>> begin Material for the task
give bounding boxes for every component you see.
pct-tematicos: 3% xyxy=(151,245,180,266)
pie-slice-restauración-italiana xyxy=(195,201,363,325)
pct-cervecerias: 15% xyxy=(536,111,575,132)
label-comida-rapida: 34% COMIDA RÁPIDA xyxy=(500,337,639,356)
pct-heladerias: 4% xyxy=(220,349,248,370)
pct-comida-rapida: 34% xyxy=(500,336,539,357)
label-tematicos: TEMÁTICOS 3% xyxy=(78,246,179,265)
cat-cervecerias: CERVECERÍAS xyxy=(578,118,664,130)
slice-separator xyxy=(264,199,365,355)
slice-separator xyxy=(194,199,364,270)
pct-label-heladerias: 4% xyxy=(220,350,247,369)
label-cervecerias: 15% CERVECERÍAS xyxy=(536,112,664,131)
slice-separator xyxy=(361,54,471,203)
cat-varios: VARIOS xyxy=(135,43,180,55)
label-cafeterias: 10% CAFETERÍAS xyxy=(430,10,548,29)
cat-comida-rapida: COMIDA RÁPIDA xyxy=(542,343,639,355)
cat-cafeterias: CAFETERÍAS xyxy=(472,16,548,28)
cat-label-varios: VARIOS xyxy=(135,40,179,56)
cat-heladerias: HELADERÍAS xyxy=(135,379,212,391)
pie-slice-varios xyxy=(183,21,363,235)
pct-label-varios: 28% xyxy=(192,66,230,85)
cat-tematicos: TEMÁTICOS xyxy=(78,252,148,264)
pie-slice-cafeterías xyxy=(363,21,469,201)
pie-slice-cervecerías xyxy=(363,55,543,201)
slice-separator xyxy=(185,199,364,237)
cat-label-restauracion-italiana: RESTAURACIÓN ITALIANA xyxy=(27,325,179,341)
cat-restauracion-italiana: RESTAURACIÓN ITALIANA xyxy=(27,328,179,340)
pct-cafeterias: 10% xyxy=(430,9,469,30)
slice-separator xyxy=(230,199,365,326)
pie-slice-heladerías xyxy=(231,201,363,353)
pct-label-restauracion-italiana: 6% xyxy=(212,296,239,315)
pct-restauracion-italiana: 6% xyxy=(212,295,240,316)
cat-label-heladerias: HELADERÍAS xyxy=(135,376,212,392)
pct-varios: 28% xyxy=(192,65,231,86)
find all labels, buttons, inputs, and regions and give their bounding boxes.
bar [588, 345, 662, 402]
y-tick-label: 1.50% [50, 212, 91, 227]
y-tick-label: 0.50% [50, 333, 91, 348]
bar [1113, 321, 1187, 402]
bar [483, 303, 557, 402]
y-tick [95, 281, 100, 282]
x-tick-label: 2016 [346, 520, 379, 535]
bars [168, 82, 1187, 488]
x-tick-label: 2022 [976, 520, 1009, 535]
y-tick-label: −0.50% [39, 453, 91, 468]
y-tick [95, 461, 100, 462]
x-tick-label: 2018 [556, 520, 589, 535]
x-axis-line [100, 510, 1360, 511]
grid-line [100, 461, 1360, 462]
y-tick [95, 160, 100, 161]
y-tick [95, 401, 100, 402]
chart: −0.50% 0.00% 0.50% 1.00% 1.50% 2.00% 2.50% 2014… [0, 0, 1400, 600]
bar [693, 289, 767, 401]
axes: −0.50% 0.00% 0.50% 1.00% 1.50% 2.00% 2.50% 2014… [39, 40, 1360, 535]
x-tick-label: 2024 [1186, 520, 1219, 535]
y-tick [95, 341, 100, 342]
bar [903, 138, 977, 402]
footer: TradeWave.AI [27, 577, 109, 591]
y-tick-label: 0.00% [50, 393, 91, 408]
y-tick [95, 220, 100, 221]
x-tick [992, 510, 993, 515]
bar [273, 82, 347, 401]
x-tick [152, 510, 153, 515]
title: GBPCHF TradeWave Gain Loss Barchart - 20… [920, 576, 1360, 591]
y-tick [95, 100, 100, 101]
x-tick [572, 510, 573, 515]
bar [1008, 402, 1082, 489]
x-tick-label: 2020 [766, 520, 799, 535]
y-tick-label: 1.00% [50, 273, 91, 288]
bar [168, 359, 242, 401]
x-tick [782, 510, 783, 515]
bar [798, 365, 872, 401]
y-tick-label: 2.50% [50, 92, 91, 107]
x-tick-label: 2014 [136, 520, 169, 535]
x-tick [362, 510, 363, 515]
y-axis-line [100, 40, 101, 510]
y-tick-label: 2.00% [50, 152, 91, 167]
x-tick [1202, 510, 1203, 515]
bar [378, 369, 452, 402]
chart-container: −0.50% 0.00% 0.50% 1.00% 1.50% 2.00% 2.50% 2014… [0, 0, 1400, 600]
>> end Material for the task
## Exercise directions
Rewrite all of the rows above, changing every "slice-separator" to "wedge-divider" and leaving everything else as it is.

## The result
give bounding boxes for every component you see.
pct-tematicos: 3% xyxy=(151,245,180,266)
pie-slice-restauración-italiana xyxy=(195,201,363,325)
pct-cervecerias: 15% xyxy=(536,111,575,132)
label-comida-rapida: 34% COMIDA RÁPIDA xyxy=(500,337,639,356)
pct-heladerias: 4% xyxy=(220,349,248,370)
pct-comida-rapida: 34% xyxy=(500,336,539,357)
label-tematicos: TEMÁTICOS 3% xyxy=(78,246,179,265)
cat-cervecerias: CERVECERÍAS xyxy=(578,118,664,130)
wedge-divider xyxy=(264,199,365,355)
wedge-divider xyxy=(194,199,364,270)
pct-label-heladerias: 4% xyxy=(220,350,247,369)
label-cervecerias: 15% CERVECERÍAS xyxy=(536,112,664,131)
wedge-divider xyxy=(361,54,471,203)
cat-varios: VARIOS xyxy=(135,43,180,55)
label-cafeterias: 10% CAFETERÍAS xyxy=(430,10,548,29)
cat-comida-rapida: COMIDA RÁPIDA xyxy=(542,343,639,355)
cat-cafeterias: CAFETERÍAS xyxy=(472,16,548,28)
cat-label-varios: VARIOS xyxy=(135,40,179,56)
cat-heladerias: HELADERÍAS xyxy=(135,379,212,391)
pie-slice-varios xyxy=(183,21,363,235)
pct-label-varios: 28% xyxy=(192,66,230,85)
cat-tematicos: TEMÁTICOS xyxy=(78,252,148,264)
pie-slice-cafeterías xyxy=(363,21,469,201)
pie-slice-cervecerías xyxy=(363,55,543,201)
wedge-divider xyxy=(185,199,364,237)
cat-label-restauracion-italiana: RESTAURACIÓN ITALIANA xyxy=(27,325,179,341)
cat-restauracion-italiana: RESTAURACIÓN ITALIANA xyxy=(27,328,179,340)
pct-cafeterias: 10% xyxy=(430,9,469,30)
wedge-divider xyxy=(230,199,365,326)
pie-slice-heladerías xyxy=(231,201,363,353)
pct-label-restauracion-italiana: 6% xyxy=(212,296,239,315)
pct-restauracion-italiana: 6% xyxy=(212,295,240,316)
cat-label-heladerias: HELADERÍAS xyxy=(135,376,212,392)
pct-varios: 28% xyxy=(192,65,231,86)
find all labels, buttons, inputs, and regions and give their bounding boxes.
bar [588, 345, 662, 402]
y-tick-label: 1.50% [50, 212, 91, 227]
y-tick-label: 0.50% [50, 333, 91, 348]
bar [1113, 321, 1187, 402]
bar [483, 303, 557, 402]
y-tick [95, 281, 100, 282]
x-tick-label: 2016 [346, 520, 379, 535]
bars [168, 82, 1187, 488]
x-tick-label: 2022 [976, 520, 1009, 535]
y-tick-label: −0.50% [39, 453, 91, 468]
y-tick [95, 461, 100, 462]
x-tick-label: 2018 [556, 520, 589, 535]
x-axis-line [100, 510, 1360, 511]
grid-line [100, 461, 1360, 462]
y-tick [95, 160, 100, 161]
y-tick [95, 401, 100, 402]
chart: −0.50% 0.00% 0.50% 1.00% 1.50% 2.00% 2.50% 2014… [0, 0, 1400, 600]
bar [693, 289, 767, 401]
axes: −0.50% 0.00% 0.50% 1.00% 1.50% 2.00% 2.50% 2014… [39, 40, 1360, 535]
x-tick-label: 2024 [1186, 520, 1219, 535]
y-tick [95, 341, 100, 342]
bar [903, 138, 977, 402]
footer: TradeWave.AI [27, 577, 109, 591]
y-tick-label: 0.00% [50, 393, 91, 408]
y-tick [95, 220, 100, 221]
x-tick [992, 510, 993, 515]
bar [273, 82, 347, 401]
x-tick [152, 510, 153, 515]
title: GBPCHF TradeWave Gain Loss Barchart - 20… [920, 576, 1360, 591]
y-tick [95, 100, 100, 101]
x-tick [572, 510, 573, 515]
bar [1008, 402, 1082, 489]
x-tick-label: 2020 [766, 520, 799, 535]
y-tick-label: 1.00% [50, 273, 91, 288]
bar [168, 359, 242, 401]
x-tick [782, 510, 783, 515]
bar [798, 365, 872, 401]
y-tick-label: 2.50% [50, 92, 91, 107]
x-tick-label: 2014 [136, 520, 169, 535]
x-tick [362, 510, 363, 515]
y-axis-line [100, 40, 101, 510]
y-tick-label: 2.00% [50, 152, 91, 167]
x-tick [1202, 510, 1203, 515]
bar [378, 369, 452, 402]
chart-container: −0.50% 0.00% 0.50% 1.00% 1.50% 2.00% 2.50% 2014… [0, 0, 1400, 600]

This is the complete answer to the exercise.